Input for this task –
============
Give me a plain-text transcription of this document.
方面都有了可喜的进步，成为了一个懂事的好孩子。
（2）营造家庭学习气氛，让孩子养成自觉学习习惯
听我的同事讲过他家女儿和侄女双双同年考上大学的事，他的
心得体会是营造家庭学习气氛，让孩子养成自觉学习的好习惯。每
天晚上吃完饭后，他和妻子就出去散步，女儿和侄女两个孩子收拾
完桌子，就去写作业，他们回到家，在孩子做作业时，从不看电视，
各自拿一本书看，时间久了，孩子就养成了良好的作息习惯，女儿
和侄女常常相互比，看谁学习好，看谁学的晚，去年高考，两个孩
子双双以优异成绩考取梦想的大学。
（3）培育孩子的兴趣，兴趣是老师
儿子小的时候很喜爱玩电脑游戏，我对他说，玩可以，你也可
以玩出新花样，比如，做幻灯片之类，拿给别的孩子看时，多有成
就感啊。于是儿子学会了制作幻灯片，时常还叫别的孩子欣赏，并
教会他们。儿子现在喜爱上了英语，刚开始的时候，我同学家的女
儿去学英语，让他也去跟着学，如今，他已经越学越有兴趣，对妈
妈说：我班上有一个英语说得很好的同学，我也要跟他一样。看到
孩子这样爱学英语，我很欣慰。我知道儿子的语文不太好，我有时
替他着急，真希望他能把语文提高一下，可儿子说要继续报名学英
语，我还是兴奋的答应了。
============
What is expected – Please reproduce all of the entries exactly as they stand.

Response for this exercise –
Give me a plain-text transcription of this document.
方面都有了可喜的进步，成为了一个懂事的好孩子。
（2）营造家庭学习气氛，让孩子养成自觉学习习惯
听我的同事讲过他家女儿和侄女双双同年考上大学的事，他的
心得体会是营造家庭学习气氛，让孩子养成自觉学习的好习惯。每
天晚上吃完饭后，他和妻子就出去散步，女儿和侄女两个孩子收拾
完桌子，就去写作业，他们回到家，在孩子做作业时，从不看电视，
各自拿一本书看，时间久了，孩子就养成了良好的作息习惯，女儿
和侄女常常相互比，看谁学习好，看谁学的晚，去年高考，两个孩
子双双以优异成绩考取梦想的大学。
（3）培育孩子的兴趣，兴趣是老师
儿子小的时候很喜爱玩电脑游戏，我对他说，玩可以，你也可
以玩出新花样，比如，做幻灯片之类，拿给别的孩子看时，多有成
就感啊。于是儿子学会了制作幻灯片，时常还叫别的孩子欣赏，并
教会他们。儿子现在喜爱上了英语，刚开始的时候，我同学家的女
儿去学英语，让他也去跟着学，如今，他已经越学越有兴趣，对妈
妈说：我班上有一个英语说得很好的同学，我也要跟他一样。看到
孩子这样爱学英语，我很欣慰。我知道儿子的语文不太好，我有时
替他着急，真希望他能把语文提高一下，可儿子说要继续报名学英
语，我还是兴奋的答应了。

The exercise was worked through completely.